WHAT TO DO: Filter the entries for lines with the word "Security".

SUPPLIED DATA:
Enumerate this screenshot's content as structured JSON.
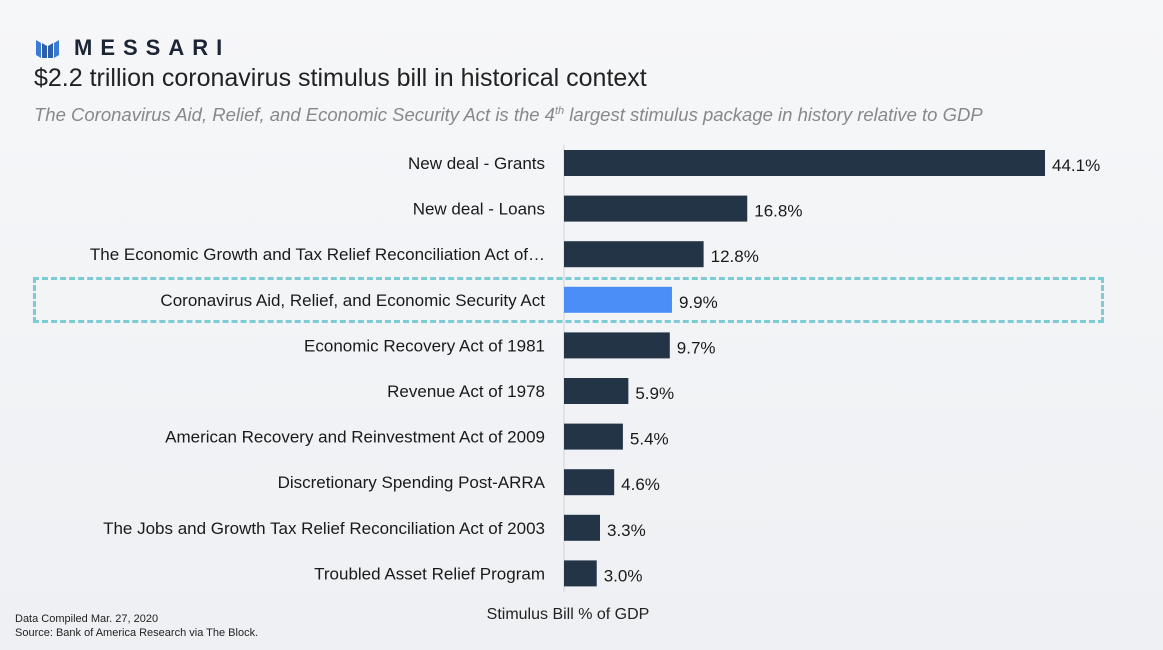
{
  "brand": {
    "name": "MESSARI",
    "logo_icon": "messari-m-icon",
    "color": "#1b2535"
  },
  "title": "$2.2 trillion coronavirus stimulus bill in historical context",
  "subtitle": {
    "before": "The Coronavirus Aid, Relief, and Economic Security Act is the 4",
    "sup": "th",
    "after": " largest stimulus package in history relative to GDP"
  },
  "footer": {
    "compiled": "Data Compiled Mar. 27, 2020",
    "source": "Source: Bank of America Research via The Block."
  },
  "colors": {
    "bar": "#243447",
    "highlight_bar": "#4b8ef7",
    "highlight_border": "#7ecbd6"
  },
  "chart_data": {
    "type": "bar",
    "orientation": "horizontal",
    "title": "",
    "xlabel": "Stimulus Bill % of GDP",
    "ylabel": "",
    "categories": [
      "New deal - Grants",
      "New deal - Loans",
      "The Economic Growth and Tax Relief Reconciliation Act of…",
      "Coronavirus Aid, Relief, and Economic Security Act",
      "Economic Recovery Act of 1981",
      "Revenue Act of 1978",
      "American Recovery and Reinvestment Act of 2009",
      "Discretionary Spending Post-ARRA",
      "The Jobs and Growth Tax Relief Reconciliation Act of 2003",
      "Troubled Asset Relief Program"
    ],
    "values": [
      44.1,
      16.8,
      12.8,
      9.9,
      9.7,
      5.9,
      5.4,
      4.6,
      3.3,
      3.0
    ],
    "value_labels": [
      "44.1%",
      "16.8%",
      "12.8%",
      "9.9%",
      "9.7%",
      "5.9%",
      "5.4%",
      "4.6%",
      "3.3%",
      "3.0%"
    ],
    "highlighted_index": 3,
    "xlim": [
      0,
      44.1
    ],
    "grid": false,
    "legend": "none"
  }
}
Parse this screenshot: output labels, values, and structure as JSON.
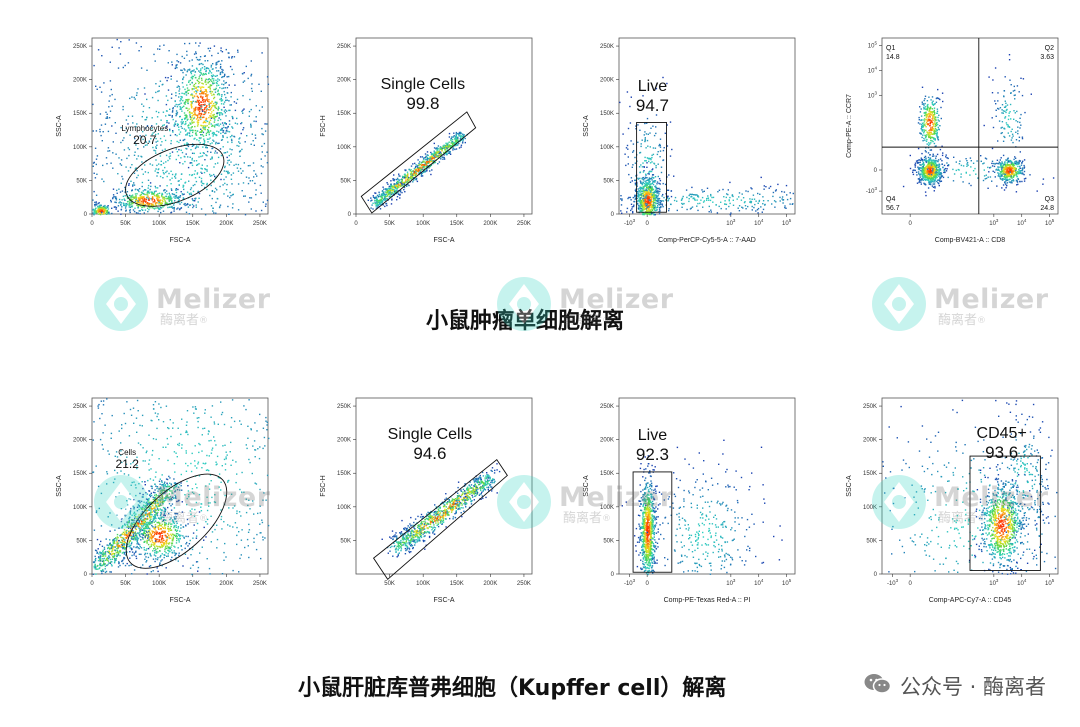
{
  "chart_data": [
    {
      "id": "p1",
      "type": "scatter",
      "xlabel": "FSC-A",
      "ylabel": "SSC-A",
      "xticks": [
        {
          "v": 0,
          "t": "0"
        },
        {
          "v": 50,
          "t": "50K"
        },
        {
          "v": 100,
          "t": "100K"
        },
        {
          "v": 150,
          "t": "150K"
        },
        {
          "v": 200,
          "t": "200K"
        },
        {
          "v": 250,
          "t": "250K"
        }
      ],
      "yticks": [
        {
          "v": 0,
          "t": "0"
        },
        {
          "v": 50,
          "t": "50K"
        },
        {
          "v": 100,
          "t": "100K"
        },
        {
          "v": 150,
          "t": "150K"
        },
        {
          "v": 200,
          "t": "200K"
        },
        {
          "v": 250,
          "t": "250K"
        }
      ],
      "gate": {
        "name": "Lymphocytes",
        "value": "20.7"
      }
    },
    {
      "id": "p2",
      "type": "scatter",
      "xlabel": "FSC-A",
      "ylabel": "FSC-H",
      "xticks": [
        {
          "v": 0,
          "t": "0"
        },
        {
          "v": 50,
          "t": "50K"
        },
        {
          "v": 100,
          "t": "100K"
        },
        {
          "v": 150,
          "t": "150K"
        },
        {
          "v": 200,
          "t": "200K"
        },
        {
          "v": 250,
          "t": "250K"
        }
      ],
      "yticks": [
        {
          "v": 0,
          "t": "0"
        },
        {
          "v": 50,
          "t": "50K"
        },
        {
          "v": 100,
          "t": "100K"
        },
        {
          "v": 150,
          "t": "150K"
        },
        {
          "v": 200,
          "t": "200K"
        },
        {
          "v": 250,
          "t": "250K"
        }
      ],
      "gate": {
        "name": "Single Cells",
        "value": "99.8"
      }
    },
    {
      "id": "p3",
      "type": "scatter",
      "xlabel": "Comp-PerCP-Cy5-5-A :: 7-AAD",
      "ylabel": "SSC-A",
      "xticks": [
        {
          "v": -3,
          "t": "-10",
          "sup": "3"
        },
        {
          "v": 0,
          "t": "0"
        },
        {
          "v": 3,
          "t": "10",
          "sup": "3"
        },
        {
          "v": 4,
          "t": "10",
          "sup": "4"
        },
        {
          "v": 5,
          "t": "10",
          "sup": "5"
        }
      ],
      "yticks": [
        {
          "v": 0,
          "t": "0"
        },
        {
          "v": 50,
          "t": "50K"
        },
        {
          "v": 100,
          "t": "100K"
        },
        {
          "v": 150,
          "t": "150K"
        },
        {
          "v": 200,
          "t": "200K"
        },
        {
          "v": 250,
          "t": "250K"
        }
      ],
      "gate": {
        "name": "Live",
        "value": "94.7"
      }
    },
    {
      "id": "p4",
      "type": "scatter",
      "xlabel": "Comp-BV421-A :: CD8",
      "ylabel": "Comp-PE-A :: CCR7",
      "xticks": [
        {
          "v": 0,
          "t": "0"
        },
        {
          "v": 3,
          "t": "10",
          "sup": "3"
        },
        {
          "v": 4,
          "t": "10",
          "sup": "4"
        },
        {
          "v": 5,
          "t": "10",
          "sup": "5"
        }
      ],
      "yticks": [
        {
          "v": -3,
          "t": "-10",
          "sup": "3"
        },
        {
          "v": 0,
          "t": "0"
        },
        {
          "v": 3,
          "t": "10",
          "sup": "3"
        },
        {
          "v": 4,
          "t": "10",
          "sup": "4"
        },
        {
          "v": 5,
          "t": "10",
          "sup": "5"
        }
      ],
      "quadrants": [
        {
          "name": "Q1",
          "value": "14.8"
        },
        {
          "name": "Q2",
          "value": "3.63"
        },
        {
          "name": "Q3",
          "value": "24.8"
        },
        {
          "name": "Q4",
          "value": "56.7"
        }
      ]
    },
    {
      "id": "p5",
      "type": "scatter",
      "xlabel": "FSC-A",
      "ylabel": "SSC-A",
      "xticks": [
        {
          "v": 0,
          "t": "0"
        },
        {
          "v": 50,
          "t": "50K"
        },
        {
          "v": 100,
          "t": "100K"
        },
        {
          "v": 150,
          "t": "150K"
        },
        {
          "v": 200,
          "t": "200K"
        },
        {
          "v": 250,
          "t": "250K"
        }
      ],
      "yticks": [
        {
          "v": 0,
          "t": "0"
        },
        {
          "v": 50,
          "t": "50K"
        },
        {
          "v": 100,
          "t": "100K"
        },
        {
          "v": 150,
          "t": "150K"
        },
        {
          "v": 200,
          "t": "200K"
        },
        {
          "v": 250,
          "t": "250K"
        }
      ],
      "gate": {
        "name": "Cells",
        "value": "21.2"
      }
    },
    {
      "id": "p6",
      "type": "scatter",
      "xlabel": "FSC-A",
      "ylabel": "FSC-H",
      "xticks": [
        {
          "v": 50,
          "t": "50K"
        },
        {
          "v": 100,
          "t": "100K"
        },
        {
          "v": 150,
          "t": "150K"
        },
        {
          "v": 200,
          "t": "200K"
        },
        {
          "v": 250,
          "t": "250K"
        }
      ],
      "yticks": [
        {
          "v": 50,
          "t": "50K"
        },
        {
          "v": 100,
          "t": "100K"
        },
        {
          "v": 150,
          "t": "150K"
        },
        {
          "v": 200,
          "t": "200K"
        },
        {
          "v": 250,
          "t": "250K"
        }
      ],
      "gate": {
        "name": "Single Cells",
        "value": "94.6"
      }
    },
    {
      "id": "p7",
      "type": "scatter",
      "xlabel": "Comp-PE-Texas Red-A :: PI",
      "ylabel": "SSC-A",
      "xticks": [
        {
          "v": -3,
          "t": "-10",
          "sup": "3"
        },
        {
          "v": 0,
          "t": "0"
        },
        {
          "v": 3,
          "t": "10",
          "sup": "3"
        },
        {
          "v": 4,
          "t": "10",
          "sup": "4"
        },
        {
          "v": 5,
          "t": "10",
          "sup": "5"
        }
      ],
      "yticks": [
        {
          "v": 0,
          "t": "0"
        },
        {
          "v": 50,
          "t": "50K"
        },
        {
          "v": 100,
          "t": "100K"
        },
        {
          "v": 150,
          "t": "150K"
        },
        {
          "v": 200,
          "t": "200K"
        },
        {
          "v": 250,
          "t": "250K"
        }
      ],
      "gate": {
        "name": "Live",
        "value": "92.3"
      }
    },
    {
      "id": "p8",
      "type": "scatter",
      "xlabel": "Comp-APC-Cy7-A :: CD45",
      "ylabel": "SSC-A",
      "xticks": [
        {
          "v": -3,
          "t": "-10",
          "sup": "3"
        },
        {
          "v": 0,
          "t": "0"
        },
        {
          "v": 3,
          "t": "10",
          "sup": "3"
        },
        {
          "v": 4,
          "t": "10",
          "sup": "4"
        },
        {
          "v": 5,
          "t": "10",
          "sup": "5"
        }
      ],
      "yticks": [
        {
          "v": 0,
          "t": "0"
        },
        {
          "v": 50,
          "t": "50K"
        },
        {
          "v": 100,
          "t": "100K"
        },
        {
          "v": 150,
          "t": "150K"
        },
        {
          "v": 200,
          "t": "200K"
        },
        {
          "v": 250,
          "t": "250K"
        }
      ],
      "gate": {
        "name": "CD45+",
        "value": "93.6"
      }
    }
  ],
  "captions": {
    "top": "小鼠肿瘤单细胞解离",
    "bottom": "小鼠肝脏库普弗细胞（Kupffer cell）解离"
  },
  "watermark": {
    "brand": "Melizer",
    "sub": "酶离者",
    "reg": "®",
    "color": "#35d6c3"
  },
  "footer": {
    "icon": "wechat-icon",
    "text": "公众号 · 酶离者"
  },
  "colors": {
    "density_low": "#1a3cb0",
    "density_mid": "#2fd0c0",
    "density_high": "#ff2a00"
  }
}
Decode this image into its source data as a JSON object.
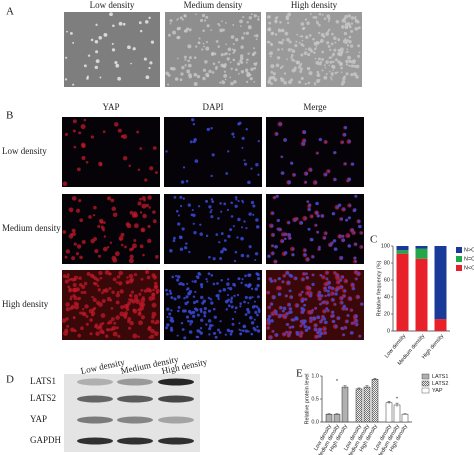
{
  "panel_labels": [
    "A",
    "B",
    "C",
    "D",
    "E"
  ],
  "panel_a": {
    "labels": [
      "Low density",
      "Medium density",
      "High density"
    ]
  },
  "panel_b": {
    "columns": [
      "YAP",
      "DAPI",
      "Merge"
    ],
    "rows": [
      "Low density",
      "Medium density",
      "High density"
    ]
  },
  "panel_d": {
    "columns": [
      "Low density",
      "Medium density",
      "High density"
    ],
    "rows": [
      "LATS1",
      "LATS2",
      "YAP",
      "GAPDH"
    ]
  },
  "chart_data": [
    {
      "type": "stacked_bar",
      "y_label": "Relative frequency (%)",
      "categories": [
        "Low density",
        "Medium density",
        "High density"
      ],
      "series": [
        {
          "name": "N<C",
          "color": "#e8202a",
          "values": [
            91,
            85,
            14
          ]
        },
        {
          "name": "N=C",
          "color": "#22a64a",
          "values": [
            4,
            12,
            0
          ]
        },
        {
          "name": "N>C",
          "color": "#1a3a9a",
          "values": [
            5,
            3,
            86
          ]
        }
      ],
      "ylim": [
        0,
        100
      ],
      "yticks": [
        0,
        20,
        40,
        60,
        80,
        100
      ],
      "legend": "right"
    },
    {
      "type": "grouped_bar",
      "y_label": "Relative protein level",
      "categories": [
        "Low density",
        "Medium density",
        "High density"
      ],
      "series": [
        {
          "name": "LATS1",
          "color": "#bbbbbb",
          "values": [
            0.17,
            0.17,
            0.76
          ],
          "errors": [
            0.01,
            0.01,
            0.03
          ]
        },
        {
          "name": "LATS2",
          "color": "#777777",
          "values": [
            0.72,
            0.76,
            0.93
          ],
          "errors": [
            0.02,
            0.03,
            0.02
          ]
        },
        {
          "name": "YAP",
          "color": "#ffffff",
          "values": [
            0.42,
            0.37,
            0.17
          ],
          "errors": [
            0.03,
            0.04,
            0.01
          ]
        }
      ],
      "ylim": [
        0,
        1.0
      ],
      "yticks": [
        {
          "value": 0,
          "label": "0.0"
        },
        {
          "value": 0.5,
          "label": "0.5"
        },
        {
          "value": 1.0,
          "label": "1.0"
        }
      ],
      "annotations": [
        "*",
        "*"
      ],
      "legend": "right"
    }
  ]
}
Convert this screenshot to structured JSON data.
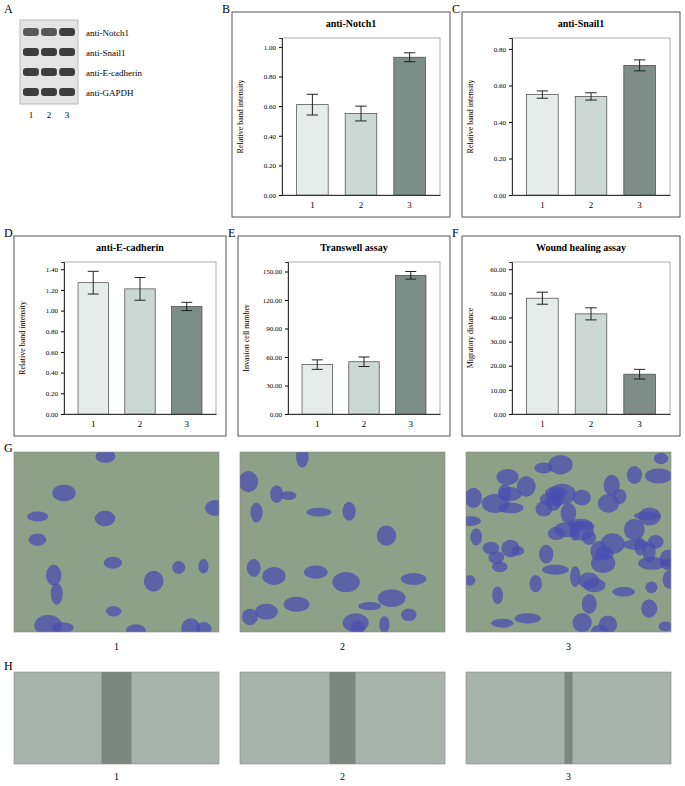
{
  "chart_data": [
    {
      "panel_label": "B",
      "type": "bar",
      "title": "anti-Notch1",
      "y_label": "Relative band intensity",
      "categories": [
        "1",
        "2",
        "3"
      ],
      "values": [
        0.61,
        0.55,
        0.93
      ],
      "errors": [
        0.07,
        0.05,
        0.03
      ],
      "colors": [
        "#e6ece9",
        "#cbd8d3",
        "#7d8d88"
      ],
      "ylim": [
        0,
        1.06
      ],
      "yticks": [
        {
          "value": 0,
          "label": "0.00"
        },
        {
          "value": 0.2,
          "label": "0.20"
        },
        {
          "value": 0.4,
          "label": "0.40"
        },
        {
          "value": 0.6,
          "label": "0.60"
        },
        {
          "value": 0.8,
          "label": "0.80"
        },
        {
          "value": 1,
          "label": "1.00"
        }
      ],
      "grid": false
    },
    {
      "panel_label": "C",
      "type": "bar",
      "title": "anti-Snail1",
      "y_label": "Relative band intensity",
      "categories": [
        "1",
        "2",
        "3"
      ],
      "values": [
        0.55,
        0.54,
        0.71
      ],
      "errors": [
        0.02,
        0.02,
        0.03
      ],
      "colors": [
        "#e6ece9",
        "#cbd8d3",
        "#7d8d88"
      ],
      "ylim": [
        0,
        0.86
      ],
      "yticks": [
        {
          "value": 0,
          "label": "0.00"
        },
        {
          "value": 0.2,
          "label": "0.20"
        },
        {
          "value": 0.4,
          "label": "0.40"
        },
        {
          "value": 0.6,
          "label": "0.60"
        },
        {
          "value": 0.8,
          "label": "0.80"
        }
      ],
      "grid": false
    },
    {
      "panel_label": "D",
      "type": "bar",
      "title": "anti-E-cadherin",
      "y_label": "Relative band intensity",
      "categories": [
        "1",
        "2",
        "3"
      ],
      "values": [
        1.27,
        1.21,
        1.04
      ],
      "errors": [
        0.11,
        0.11,
        0.04
      ],
      "colors": [
        "#e6ece9",
        "#cbd8d3",
        "#7d8d88"
      ],
      "ylim": [
        0,
        1.47
      ],
      "yticks": [
        {
          "value": 0,
          "label": "0.00"
        },
        {
          "value": 0.2,
          "label": "0.20"
        },
        {
          "value": 0.4,
          "label": "0.40"
        },
        {
          "value": 0.6,
          "label": "0.60"
        },
        {
          "value": 0.8,
          "label": "0.80"
        },
        {
          "value": 1,
          "label": "1.00"
        },
        {
          "value": 1.2,
          "label": "1.20"
        },
        {
          "value": 1.4,
          "label": "1.40"
        }
      ],
      "grid": false
    },
    {
      "panel_label": "E",
      "type": "bar",
      "title": "Transwell assay",
      "y_label": "Invasion cell number",
      "categories": [
        "1",
        "2",
        "3"
      ],
      "values": [
        52,
        55,
        146
      ],
      "errors": [
        5,
        5,
        4
      ],
      "colors": [
        "#e6ece9",
        "#cbd8d3",
        "#7d8d88"
      ],
      "ylim": [
        0,
        160
      ],
      "yticks": [
        {
          "value": 0,
          "label": "0.00"
        },
        {
          "value": 30,
          "label": "30.00"
        },
        {
          "value": 60,
          "label": "60.00"
        },
        {
          "value": 90,
          "label": "90.00"
        },
        {
          "value": 120,
          "label": "120.00"
        },
        {
          "value": 150,
          "label": "150.00"
        }
      ],
      "grid": false
    },
    {
      "panel_label": "F",
      "type": "bar",
      "title": "Wound healing assay",
      "y_label": "Migratory distance",
      "categories": [
        "1",
        "2",
        "3"
      ],
      "values": [
        48,
        41.5,
        16.5
      ],
      "errors": [
        2.5,
        2.5,
        2
      ],
      "colors": [
        "#e6ece9",
        "#cbd8d3",
        "#7d8d88"
      ],
      "ylim": [
        0,
        63
      ],
      "yticks": [
        {
          "value": 0,
          "label": "0.00"
        },
        {
          "value": 10,
          "label": "10.00"
        },
        {
          "value": 20,
          "label": "20.00"
        },
        {
          "value": 30,
          "label": "30.00"
        },
        {
          "value": 40,
          "label": "40.00"
        },
        {
          "value": 50,
          "label": "50.00"
        },
        {
          "value": 60,
          "label": "60.00"
        }
      ],
      "grid": false
    }
  ],
  "blot": {
    "panel_label": "A",
    "antibodies": [
      "anti-Notch1",
      "anti-Snail1",
      "anti-E-cadherin",
      "anti-GAPDH"
    ],
    "lanes": [
      "1",
      "2",
      "3"
    ]
  },
  "images": [
    {
      "panel_label": "G",
      "lanes": [
        "1",
        "2",
        "3"
      ]
    },
    {
      "panel_label": "H",
      "lanes": [
        "1",
        "2",
        "3"
      ]
    }
  ]
}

WRITTEN REPLY:
    "before": "The Coronavirus Aid, Relief, and Economic Security Act is the 4",
      "Coronavirus Aid, Relief, and Economic Security Act",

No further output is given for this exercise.